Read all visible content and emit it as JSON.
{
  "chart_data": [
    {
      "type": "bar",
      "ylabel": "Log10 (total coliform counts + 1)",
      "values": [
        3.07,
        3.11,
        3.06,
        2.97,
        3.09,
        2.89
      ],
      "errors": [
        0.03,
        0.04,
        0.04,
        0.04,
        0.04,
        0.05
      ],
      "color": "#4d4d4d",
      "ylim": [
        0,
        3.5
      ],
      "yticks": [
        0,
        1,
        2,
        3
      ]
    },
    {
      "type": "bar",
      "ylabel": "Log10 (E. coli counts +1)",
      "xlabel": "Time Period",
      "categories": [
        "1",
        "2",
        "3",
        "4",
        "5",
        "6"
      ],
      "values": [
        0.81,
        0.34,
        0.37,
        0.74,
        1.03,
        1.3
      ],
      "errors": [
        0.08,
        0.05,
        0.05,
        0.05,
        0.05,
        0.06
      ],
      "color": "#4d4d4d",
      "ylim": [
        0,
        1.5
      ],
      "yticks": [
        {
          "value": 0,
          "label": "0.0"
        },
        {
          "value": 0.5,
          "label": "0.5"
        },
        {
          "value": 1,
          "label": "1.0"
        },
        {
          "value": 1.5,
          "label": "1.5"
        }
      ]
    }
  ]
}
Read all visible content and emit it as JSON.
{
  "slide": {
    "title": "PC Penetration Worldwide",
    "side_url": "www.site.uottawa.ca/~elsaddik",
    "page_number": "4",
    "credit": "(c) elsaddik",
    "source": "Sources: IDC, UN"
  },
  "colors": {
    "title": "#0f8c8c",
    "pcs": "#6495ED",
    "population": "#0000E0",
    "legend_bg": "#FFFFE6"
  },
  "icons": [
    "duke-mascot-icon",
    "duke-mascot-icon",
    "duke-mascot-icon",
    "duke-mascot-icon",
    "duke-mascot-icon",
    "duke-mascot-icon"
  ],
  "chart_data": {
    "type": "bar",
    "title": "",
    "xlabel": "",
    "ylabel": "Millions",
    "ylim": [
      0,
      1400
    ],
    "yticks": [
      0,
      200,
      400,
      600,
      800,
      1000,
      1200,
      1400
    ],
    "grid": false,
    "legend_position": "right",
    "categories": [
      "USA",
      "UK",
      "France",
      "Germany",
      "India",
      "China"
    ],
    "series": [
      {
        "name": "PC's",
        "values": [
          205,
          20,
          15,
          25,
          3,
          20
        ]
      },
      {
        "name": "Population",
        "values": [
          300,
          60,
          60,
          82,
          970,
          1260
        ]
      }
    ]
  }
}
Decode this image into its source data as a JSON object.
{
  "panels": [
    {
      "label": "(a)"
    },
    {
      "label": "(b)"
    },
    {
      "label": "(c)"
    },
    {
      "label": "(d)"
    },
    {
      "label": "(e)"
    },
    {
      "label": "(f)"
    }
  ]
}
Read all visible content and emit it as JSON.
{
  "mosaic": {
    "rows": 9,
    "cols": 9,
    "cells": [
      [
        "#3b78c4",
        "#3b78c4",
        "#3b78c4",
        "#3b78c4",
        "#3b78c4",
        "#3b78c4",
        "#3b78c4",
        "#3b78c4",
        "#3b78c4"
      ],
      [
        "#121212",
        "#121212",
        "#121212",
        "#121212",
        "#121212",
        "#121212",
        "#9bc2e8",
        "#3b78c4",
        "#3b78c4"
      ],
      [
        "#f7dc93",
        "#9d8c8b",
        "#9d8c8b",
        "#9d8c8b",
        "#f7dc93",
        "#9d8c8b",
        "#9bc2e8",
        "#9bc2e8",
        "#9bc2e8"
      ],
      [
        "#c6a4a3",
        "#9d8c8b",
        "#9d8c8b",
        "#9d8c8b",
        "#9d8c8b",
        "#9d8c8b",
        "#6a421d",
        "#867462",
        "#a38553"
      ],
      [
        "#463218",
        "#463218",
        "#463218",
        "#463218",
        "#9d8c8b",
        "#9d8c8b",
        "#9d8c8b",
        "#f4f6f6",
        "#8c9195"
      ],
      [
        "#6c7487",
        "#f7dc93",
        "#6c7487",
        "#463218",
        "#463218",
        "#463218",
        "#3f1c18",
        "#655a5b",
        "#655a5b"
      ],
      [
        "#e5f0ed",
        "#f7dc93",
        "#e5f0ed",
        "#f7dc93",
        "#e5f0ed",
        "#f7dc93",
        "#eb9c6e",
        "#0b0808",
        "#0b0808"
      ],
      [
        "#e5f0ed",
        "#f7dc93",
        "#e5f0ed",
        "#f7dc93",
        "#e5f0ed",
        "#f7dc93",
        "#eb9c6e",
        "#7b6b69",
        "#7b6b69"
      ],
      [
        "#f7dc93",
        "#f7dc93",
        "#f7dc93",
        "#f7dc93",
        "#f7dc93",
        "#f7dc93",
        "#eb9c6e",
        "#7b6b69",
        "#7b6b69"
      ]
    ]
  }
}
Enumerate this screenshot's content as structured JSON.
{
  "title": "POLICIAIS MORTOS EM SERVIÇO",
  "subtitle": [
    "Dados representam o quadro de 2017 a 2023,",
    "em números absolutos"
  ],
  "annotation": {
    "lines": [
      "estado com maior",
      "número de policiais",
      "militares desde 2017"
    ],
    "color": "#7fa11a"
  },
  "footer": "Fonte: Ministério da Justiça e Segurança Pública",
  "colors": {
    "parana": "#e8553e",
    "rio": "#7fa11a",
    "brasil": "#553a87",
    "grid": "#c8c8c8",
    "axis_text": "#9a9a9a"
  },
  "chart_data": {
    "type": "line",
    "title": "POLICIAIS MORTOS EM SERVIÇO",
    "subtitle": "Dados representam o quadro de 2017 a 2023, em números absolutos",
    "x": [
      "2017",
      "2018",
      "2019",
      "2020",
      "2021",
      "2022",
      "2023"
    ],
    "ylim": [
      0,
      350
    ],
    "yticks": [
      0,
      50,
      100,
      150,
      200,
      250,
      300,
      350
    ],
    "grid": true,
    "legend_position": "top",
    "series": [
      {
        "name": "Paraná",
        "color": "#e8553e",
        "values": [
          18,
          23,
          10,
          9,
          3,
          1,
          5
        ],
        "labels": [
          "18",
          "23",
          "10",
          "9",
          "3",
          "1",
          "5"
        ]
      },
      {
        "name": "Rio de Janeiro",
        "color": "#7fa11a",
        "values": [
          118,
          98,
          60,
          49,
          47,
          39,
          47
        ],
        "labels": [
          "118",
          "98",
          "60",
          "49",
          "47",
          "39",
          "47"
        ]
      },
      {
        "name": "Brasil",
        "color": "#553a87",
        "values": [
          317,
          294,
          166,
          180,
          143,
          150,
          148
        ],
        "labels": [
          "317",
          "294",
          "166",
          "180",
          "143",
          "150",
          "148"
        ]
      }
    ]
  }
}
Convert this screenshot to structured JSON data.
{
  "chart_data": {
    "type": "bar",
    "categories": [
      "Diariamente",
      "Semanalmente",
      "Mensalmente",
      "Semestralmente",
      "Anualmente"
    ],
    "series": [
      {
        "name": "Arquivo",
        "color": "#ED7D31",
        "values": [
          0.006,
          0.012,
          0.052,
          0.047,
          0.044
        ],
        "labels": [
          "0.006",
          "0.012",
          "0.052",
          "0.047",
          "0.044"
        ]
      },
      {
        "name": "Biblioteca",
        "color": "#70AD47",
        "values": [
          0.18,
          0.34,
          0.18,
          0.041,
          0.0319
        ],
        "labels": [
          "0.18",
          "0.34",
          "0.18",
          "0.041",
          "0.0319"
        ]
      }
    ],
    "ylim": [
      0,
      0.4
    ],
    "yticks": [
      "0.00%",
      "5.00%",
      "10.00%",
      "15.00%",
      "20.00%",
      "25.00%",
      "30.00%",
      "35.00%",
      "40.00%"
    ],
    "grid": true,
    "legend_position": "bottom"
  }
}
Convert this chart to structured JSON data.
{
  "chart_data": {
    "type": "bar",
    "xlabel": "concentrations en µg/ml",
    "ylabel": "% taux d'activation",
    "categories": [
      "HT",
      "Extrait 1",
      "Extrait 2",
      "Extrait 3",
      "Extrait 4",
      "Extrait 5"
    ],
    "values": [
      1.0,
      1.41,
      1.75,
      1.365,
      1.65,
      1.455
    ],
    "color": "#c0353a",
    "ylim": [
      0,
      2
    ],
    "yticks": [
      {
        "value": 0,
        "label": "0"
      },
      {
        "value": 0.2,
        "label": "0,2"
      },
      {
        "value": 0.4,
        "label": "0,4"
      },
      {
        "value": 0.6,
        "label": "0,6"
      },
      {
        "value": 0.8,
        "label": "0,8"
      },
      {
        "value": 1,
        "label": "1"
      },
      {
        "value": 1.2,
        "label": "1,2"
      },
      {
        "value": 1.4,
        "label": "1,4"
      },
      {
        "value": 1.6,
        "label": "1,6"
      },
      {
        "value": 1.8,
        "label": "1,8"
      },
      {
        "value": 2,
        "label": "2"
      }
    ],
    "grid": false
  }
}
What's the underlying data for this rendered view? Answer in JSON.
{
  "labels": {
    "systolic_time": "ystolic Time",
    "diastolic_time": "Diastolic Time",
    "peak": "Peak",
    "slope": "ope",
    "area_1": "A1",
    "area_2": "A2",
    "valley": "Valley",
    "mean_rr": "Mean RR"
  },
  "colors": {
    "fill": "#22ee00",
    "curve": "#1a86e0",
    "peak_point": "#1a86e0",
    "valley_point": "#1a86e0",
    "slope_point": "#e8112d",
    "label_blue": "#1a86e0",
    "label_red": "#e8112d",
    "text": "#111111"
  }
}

▶ WHAT IS ASKED:
Show each line of the data that contains the string "source".

▶ EXPECTED OUTPUT:
    "source": "Sources: IDC, UN"
Decode this image into its source data as a JSON object.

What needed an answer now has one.